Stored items
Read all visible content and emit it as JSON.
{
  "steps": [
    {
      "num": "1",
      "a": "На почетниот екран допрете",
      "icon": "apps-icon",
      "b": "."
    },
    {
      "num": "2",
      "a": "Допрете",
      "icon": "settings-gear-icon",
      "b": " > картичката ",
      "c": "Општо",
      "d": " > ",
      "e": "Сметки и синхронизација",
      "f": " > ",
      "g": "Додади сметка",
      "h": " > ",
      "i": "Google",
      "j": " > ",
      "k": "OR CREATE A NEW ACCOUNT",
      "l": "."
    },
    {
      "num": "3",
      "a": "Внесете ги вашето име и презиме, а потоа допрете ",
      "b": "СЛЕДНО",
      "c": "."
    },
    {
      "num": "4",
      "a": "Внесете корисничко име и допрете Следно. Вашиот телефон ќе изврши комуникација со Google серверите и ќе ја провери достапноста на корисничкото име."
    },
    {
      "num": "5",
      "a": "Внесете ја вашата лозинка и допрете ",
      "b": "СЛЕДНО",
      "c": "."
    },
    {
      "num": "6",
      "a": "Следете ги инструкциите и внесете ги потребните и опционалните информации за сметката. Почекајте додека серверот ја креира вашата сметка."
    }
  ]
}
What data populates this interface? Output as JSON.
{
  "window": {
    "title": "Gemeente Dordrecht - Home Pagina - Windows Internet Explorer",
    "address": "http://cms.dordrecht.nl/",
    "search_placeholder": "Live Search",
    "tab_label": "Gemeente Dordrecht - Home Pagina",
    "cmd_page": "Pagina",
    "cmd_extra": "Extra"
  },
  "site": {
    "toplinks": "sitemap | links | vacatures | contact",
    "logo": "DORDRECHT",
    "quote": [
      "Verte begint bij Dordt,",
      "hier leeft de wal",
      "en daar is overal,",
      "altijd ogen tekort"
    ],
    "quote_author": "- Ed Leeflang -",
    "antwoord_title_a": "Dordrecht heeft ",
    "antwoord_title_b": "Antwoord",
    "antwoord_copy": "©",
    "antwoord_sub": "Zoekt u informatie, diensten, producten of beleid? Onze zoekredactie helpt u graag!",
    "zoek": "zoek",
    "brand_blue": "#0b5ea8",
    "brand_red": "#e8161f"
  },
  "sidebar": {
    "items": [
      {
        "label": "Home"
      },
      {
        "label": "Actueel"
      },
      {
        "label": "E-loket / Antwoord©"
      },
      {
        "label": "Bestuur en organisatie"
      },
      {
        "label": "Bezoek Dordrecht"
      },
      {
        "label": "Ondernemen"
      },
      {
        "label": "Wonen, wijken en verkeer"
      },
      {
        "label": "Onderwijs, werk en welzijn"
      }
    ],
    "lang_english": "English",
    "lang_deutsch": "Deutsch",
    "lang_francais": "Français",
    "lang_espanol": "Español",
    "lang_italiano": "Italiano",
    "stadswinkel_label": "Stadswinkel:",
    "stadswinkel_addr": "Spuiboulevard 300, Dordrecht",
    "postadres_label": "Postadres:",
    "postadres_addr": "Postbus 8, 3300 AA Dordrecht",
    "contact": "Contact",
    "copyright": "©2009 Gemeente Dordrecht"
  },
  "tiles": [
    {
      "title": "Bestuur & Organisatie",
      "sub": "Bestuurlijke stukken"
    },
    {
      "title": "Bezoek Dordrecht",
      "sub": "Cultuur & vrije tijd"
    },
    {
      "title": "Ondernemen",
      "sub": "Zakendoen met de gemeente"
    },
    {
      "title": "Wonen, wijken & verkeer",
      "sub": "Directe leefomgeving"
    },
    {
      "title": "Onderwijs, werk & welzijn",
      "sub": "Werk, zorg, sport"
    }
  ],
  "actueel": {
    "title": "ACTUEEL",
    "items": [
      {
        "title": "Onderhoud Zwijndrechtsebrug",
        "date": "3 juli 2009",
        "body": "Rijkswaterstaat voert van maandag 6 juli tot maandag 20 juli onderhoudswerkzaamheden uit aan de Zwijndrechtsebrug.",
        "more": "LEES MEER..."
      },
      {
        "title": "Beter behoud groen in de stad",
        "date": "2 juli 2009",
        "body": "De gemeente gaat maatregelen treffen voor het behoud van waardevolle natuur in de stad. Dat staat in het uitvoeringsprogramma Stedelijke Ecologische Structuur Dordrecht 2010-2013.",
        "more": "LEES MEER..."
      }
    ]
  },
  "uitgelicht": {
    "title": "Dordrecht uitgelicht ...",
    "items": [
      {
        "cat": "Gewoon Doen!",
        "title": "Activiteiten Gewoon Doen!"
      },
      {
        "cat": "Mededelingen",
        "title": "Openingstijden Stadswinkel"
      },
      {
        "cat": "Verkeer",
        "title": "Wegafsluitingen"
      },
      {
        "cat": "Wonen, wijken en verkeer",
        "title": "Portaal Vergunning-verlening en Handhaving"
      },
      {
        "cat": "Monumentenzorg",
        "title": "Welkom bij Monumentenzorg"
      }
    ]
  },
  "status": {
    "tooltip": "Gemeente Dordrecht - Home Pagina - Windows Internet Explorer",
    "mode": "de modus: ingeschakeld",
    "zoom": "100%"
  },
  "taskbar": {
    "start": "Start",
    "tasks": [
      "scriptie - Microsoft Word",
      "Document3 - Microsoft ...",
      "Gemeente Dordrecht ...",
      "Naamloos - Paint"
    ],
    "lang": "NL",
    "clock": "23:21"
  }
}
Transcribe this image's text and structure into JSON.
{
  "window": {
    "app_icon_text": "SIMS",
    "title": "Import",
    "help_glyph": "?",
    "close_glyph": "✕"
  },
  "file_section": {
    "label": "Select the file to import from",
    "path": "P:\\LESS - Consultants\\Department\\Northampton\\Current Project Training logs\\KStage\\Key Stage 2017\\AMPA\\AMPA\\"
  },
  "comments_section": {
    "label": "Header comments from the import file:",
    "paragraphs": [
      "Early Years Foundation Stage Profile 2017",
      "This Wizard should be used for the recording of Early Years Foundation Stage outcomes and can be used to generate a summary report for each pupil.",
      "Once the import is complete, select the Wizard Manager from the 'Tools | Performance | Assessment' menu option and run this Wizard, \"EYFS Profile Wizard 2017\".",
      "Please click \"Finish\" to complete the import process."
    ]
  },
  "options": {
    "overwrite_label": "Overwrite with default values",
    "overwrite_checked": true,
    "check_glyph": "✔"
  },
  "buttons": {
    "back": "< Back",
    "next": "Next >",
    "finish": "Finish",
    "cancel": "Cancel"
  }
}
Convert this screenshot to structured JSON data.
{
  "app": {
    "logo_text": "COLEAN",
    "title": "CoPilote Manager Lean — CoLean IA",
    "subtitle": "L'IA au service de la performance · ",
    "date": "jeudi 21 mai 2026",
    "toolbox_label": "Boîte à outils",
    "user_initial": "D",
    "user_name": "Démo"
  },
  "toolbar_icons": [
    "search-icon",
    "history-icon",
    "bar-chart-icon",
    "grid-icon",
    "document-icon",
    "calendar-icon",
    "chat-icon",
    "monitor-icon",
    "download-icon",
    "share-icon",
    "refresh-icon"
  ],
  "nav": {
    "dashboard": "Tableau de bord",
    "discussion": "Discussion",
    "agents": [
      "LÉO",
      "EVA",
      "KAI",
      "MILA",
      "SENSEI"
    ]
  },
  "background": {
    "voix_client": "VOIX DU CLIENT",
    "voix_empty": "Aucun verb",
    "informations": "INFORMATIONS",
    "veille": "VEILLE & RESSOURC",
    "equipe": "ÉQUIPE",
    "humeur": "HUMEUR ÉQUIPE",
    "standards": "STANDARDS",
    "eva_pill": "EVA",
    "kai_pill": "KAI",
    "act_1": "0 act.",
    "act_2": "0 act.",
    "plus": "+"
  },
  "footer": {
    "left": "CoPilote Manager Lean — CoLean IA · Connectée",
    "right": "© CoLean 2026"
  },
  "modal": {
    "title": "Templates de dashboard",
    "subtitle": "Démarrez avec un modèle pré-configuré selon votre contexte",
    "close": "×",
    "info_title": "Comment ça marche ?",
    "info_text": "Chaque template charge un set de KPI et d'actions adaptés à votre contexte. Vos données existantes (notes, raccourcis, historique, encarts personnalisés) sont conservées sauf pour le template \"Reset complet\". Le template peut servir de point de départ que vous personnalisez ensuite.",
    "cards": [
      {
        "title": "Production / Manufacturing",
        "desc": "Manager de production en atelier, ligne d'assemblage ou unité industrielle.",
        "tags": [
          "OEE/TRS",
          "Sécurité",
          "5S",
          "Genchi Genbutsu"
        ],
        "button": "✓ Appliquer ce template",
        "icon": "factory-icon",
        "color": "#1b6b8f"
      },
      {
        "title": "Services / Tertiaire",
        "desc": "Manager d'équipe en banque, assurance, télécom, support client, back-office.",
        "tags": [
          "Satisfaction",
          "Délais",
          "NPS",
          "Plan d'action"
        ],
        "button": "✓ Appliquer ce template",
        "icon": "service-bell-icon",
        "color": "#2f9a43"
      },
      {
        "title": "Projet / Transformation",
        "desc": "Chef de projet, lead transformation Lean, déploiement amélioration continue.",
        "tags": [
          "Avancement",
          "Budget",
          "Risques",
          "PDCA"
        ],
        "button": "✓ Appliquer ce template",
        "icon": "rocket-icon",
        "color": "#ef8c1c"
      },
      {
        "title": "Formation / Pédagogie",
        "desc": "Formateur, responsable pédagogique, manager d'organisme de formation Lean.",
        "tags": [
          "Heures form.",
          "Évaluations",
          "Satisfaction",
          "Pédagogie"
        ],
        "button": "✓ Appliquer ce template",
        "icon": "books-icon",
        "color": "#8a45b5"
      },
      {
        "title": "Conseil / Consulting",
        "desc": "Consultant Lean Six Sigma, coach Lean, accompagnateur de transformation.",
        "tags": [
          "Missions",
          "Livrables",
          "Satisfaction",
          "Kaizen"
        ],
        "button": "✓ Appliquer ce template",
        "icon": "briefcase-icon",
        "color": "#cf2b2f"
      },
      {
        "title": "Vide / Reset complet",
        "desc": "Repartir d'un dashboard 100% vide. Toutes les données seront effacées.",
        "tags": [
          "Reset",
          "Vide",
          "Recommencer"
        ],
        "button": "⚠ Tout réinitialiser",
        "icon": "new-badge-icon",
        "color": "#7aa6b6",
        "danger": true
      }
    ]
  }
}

SET TASK
Return only those lines of the records that contain the string "JSON".

ANSWER TO THIS PROBLEM
Read all visible content and emit it as JSON.
What data populates this interface? Output as JSON.
Transcribe this image's text and structure into JSON.
Convert this screenshot to structured JSON data.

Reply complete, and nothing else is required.